── Testo fornito ──

Più di tremila bambini e ragazzi hanno invaso le strade del centro per lanciare un messaggio chiaro: basta alla guerra. Oltre cento classi, dalle scuole dell’infanzia fino alle medie, hanno partecipato alla marcia “Facciamo la pace?!”, promossa dalla Comunità di Sant’Egidio e giunta alla terza edizione.
Il corteo si è snodato tra il Porto Antico e piazza Matteotti, superando il numero di partecipanti dello scorso anno. Un segnale, secondo gli organizzatori, della crescente attenzione sul tema della pace in quello che è stato definito “il tempo della forza”, dove i conflitti sembrano diventare strumenti ordinari di risoluzione.
Durante la manifestazione, i bambini hanno portato cartelloni colorati, disegni e striscioni con messaggi di pace, affiancati dai nomi dei Paesi segnati dalle guerre: Iran, Libano, Gaza, Ucraina, Sudan e altri territori spesso dimenticati.
L’iniziativa, patrocinata dal Comune e dall’Ufficio scolastico regionale, si è conclusa in piazza Matteotti. Qui sono intervenute anche le istituzioni. L’assessore ai servizi educativi e al diritto all’istruzione, Rita Bruzzone, ha sottolineato il valore simbolico della presenza dei più giovani: "Voi bambini siete il messaggio più potente che le istituzioni possono ascoltare. Voi siete la nostra arma pacifica più potente".

───

Prova tu: Riassumi in due frasi, per favore, il testo sulla marcia dei bambini per la pace.

── Dati forniti ──

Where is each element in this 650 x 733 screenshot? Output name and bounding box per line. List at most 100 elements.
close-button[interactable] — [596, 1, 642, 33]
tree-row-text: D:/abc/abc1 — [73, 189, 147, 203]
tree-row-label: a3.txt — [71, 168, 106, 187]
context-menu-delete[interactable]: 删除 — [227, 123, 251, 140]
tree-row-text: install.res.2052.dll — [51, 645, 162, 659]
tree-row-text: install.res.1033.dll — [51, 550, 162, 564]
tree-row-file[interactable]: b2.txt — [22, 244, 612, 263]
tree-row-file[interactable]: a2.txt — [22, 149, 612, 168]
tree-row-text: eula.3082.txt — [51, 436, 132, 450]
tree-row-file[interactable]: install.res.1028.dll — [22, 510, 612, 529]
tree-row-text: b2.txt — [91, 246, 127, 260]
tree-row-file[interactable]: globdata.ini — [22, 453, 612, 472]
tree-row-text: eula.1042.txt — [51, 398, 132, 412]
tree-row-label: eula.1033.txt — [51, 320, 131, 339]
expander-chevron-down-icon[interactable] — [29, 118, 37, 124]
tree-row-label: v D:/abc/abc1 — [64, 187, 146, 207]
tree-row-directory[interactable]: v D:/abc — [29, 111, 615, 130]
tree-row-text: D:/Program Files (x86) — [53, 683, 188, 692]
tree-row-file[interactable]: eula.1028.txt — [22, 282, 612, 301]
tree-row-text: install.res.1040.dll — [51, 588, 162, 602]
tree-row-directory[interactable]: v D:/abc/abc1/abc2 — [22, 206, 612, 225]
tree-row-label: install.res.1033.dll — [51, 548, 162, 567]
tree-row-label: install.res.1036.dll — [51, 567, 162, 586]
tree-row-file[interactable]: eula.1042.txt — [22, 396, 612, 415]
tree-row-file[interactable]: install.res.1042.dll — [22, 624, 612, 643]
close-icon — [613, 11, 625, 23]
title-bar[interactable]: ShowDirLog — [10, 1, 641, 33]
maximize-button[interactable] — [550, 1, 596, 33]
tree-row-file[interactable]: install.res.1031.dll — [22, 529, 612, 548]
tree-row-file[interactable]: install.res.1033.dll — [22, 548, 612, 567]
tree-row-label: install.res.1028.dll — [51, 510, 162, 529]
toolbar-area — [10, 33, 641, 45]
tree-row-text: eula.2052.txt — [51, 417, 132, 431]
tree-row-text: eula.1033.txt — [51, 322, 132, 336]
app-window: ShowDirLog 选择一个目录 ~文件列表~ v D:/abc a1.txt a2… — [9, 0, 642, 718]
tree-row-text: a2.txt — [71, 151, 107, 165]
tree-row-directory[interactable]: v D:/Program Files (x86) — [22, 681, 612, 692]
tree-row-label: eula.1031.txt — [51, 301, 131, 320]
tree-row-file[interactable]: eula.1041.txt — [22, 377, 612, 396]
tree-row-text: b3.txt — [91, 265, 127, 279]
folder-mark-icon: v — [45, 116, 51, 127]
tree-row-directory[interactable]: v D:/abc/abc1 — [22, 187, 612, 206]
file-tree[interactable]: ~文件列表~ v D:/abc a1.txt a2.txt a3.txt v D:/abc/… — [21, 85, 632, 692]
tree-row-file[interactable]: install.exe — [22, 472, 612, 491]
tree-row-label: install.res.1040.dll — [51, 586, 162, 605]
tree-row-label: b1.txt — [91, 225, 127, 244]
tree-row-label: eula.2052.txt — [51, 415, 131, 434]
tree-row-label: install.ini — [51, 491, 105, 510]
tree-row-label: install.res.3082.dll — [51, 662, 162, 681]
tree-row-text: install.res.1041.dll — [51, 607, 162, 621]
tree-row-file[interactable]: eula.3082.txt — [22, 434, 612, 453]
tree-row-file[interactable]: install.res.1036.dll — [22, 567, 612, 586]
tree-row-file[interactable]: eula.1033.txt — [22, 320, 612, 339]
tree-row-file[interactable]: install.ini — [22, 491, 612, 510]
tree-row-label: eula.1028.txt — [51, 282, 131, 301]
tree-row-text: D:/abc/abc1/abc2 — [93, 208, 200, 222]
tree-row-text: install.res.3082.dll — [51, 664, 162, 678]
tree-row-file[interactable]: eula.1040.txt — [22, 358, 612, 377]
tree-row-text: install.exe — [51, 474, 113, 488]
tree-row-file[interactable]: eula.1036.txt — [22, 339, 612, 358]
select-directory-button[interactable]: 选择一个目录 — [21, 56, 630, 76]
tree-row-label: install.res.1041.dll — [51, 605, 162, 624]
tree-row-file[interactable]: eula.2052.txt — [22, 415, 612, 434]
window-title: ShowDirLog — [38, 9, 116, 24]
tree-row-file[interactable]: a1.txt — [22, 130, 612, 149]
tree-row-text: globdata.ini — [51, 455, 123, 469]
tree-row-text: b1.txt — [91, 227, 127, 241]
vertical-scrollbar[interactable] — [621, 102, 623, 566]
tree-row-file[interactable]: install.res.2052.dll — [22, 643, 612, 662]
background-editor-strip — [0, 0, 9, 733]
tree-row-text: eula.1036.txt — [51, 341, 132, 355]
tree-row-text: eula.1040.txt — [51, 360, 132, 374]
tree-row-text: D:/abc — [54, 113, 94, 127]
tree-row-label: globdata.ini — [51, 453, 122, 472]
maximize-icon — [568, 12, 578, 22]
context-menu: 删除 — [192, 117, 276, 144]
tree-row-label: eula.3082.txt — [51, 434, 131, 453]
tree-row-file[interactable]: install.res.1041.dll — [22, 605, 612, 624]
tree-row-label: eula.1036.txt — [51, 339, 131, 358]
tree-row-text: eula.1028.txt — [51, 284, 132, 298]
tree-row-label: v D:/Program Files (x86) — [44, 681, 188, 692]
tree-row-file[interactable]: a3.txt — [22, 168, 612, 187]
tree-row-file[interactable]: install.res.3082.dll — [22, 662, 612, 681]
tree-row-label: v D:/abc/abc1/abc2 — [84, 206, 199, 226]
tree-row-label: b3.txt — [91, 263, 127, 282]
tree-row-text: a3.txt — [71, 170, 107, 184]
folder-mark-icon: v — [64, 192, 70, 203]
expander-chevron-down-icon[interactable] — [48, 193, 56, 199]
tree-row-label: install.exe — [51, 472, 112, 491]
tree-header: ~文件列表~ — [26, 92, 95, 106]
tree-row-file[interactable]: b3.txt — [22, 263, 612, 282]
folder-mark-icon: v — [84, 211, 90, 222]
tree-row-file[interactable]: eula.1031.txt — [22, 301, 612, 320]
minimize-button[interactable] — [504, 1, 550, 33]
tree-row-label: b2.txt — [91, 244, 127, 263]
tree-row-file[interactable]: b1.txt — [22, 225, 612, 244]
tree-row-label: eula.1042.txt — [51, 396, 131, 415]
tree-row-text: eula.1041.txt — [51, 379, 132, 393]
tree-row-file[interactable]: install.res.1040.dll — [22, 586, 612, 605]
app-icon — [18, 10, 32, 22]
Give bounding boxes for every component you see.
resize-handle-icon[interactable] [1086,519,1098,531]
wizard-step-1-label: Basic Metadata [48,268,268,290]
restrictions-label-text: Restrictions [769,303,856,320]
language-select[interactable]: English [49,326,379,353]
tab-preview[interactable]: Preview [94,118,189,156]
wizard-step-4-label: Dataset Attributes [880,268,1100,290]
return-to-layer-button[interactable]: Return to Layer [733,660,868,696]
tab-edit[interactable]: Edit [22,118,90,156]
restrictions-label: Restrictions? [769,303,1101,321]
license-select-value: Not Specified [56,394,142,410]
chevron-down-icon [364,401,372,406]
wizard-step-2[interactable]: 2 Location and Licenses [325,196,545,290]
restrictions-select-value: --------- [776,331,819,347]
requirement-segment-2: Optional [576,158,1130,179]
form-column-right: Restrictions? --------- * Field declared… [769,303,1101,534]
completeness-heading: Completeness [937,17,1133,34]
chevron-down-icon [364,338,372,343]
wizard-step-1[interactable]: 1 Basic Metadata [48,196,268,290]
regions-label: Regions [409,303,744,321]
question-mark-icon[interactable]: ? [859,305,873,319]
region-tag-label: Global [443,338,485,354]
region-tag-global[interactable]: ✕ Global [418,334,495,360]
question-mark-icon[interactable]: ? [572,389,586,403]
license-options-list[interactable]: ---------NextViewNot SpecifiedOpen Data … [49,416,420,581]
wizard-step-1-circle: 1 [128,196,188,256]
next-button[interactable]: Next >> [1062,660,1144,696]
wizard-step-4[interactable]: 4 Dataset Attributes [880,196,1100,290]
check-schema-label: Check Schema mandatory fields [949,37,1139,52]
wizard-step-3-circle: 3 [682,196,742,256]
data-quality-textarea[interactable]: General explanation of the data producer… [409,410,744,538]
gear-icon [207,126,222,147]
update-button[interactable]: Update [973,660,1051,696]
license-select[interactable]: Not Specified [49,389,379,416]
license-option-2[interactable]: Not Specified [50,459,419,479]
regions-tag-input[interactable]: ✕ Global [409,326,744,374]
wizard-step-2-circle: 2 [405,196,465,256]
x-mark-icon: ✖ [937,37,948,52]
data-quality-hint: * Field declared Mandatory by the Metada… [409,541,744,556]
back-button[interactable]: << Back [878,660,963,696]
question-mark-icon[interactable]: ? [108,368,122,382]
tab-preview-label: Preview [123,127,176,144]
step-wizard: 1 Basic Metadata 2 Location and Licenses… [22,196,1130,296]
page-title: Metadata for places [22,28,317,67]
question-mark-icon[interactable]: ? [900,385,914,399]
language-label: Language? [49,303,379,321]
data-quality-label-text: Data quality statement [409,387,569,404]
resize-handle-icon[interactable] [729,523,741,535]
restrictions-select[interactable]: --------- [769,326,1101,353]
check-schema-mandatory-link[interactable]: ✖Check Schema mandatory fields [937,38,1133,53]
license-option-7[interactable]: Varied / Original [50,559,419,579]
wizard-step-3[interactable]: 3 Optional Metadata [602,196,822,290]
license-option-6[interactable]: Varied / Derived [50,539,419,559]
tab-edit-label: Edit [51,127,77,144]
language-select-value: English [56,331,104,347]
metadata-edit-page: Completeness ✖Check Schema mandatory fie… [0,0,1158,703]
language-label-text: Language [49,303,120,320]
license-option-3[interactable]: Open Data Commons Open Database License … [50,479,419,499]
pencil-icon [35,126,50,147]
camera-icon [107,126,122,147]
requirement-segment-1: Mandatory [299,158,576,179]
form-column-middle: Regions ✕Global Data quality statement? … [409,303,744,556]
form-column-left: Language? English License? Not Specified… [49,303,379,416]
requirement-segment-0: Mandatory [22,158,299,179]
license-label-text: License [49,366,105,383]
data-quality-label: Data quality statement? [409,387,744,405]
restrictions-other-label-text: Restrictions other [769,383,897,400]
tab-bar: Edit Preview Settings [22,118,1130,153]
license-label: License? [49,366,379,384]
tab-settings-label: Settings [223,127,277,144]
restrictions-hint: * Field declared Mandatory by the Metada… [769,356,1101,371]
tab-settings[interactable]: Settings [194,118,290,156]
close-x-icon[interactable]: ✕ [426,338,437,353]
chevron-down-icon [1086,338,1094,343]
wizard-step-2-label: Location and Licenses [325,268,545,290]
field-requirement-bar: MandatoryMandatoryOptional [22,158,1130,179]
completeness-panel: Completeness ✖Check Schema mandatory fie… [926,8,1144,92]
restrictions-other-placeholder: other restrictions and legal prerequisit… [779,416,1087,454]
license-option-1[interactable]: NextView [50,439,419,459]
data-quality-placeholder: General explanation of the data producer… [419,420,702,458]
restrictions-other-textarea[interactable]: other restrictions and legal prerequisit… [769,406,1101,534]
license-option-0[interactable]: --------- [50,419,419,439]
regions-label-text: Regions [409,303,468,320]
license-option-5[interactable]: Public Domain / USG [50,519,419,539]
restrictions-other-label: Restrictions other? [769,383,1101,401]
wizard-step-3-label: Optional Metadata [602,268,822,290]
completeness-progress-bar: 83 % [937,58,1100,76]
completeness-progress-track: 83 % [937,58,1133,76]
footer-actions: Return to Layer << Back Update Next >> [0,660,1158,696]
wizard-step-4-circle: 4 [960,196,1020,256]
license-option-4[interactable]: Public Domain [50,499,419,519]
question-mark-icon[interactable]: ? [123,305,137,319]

───

Risposta all'esercizio: Oltre tremila bambini e ragazzi di più di cento classi, dalle scuole dell'infanzia alle medie, hanno sfilato tra il Porto Antico e piazza Matteotti nella terza edizione della marcia "Facciamo la pace?!", promossa dalla Comunità di Sant'Egidio. Portando cartelloni e striscioni con i nomi di Paesi segnati dalle guerre come Ucraina, Gaza e Sudan, il corteo si è concluso in piazza Matteotti, dove l'assessore Rita Bruzzone ha definito i bambini il messaggio più potente che le istituzioni possono ascoltare.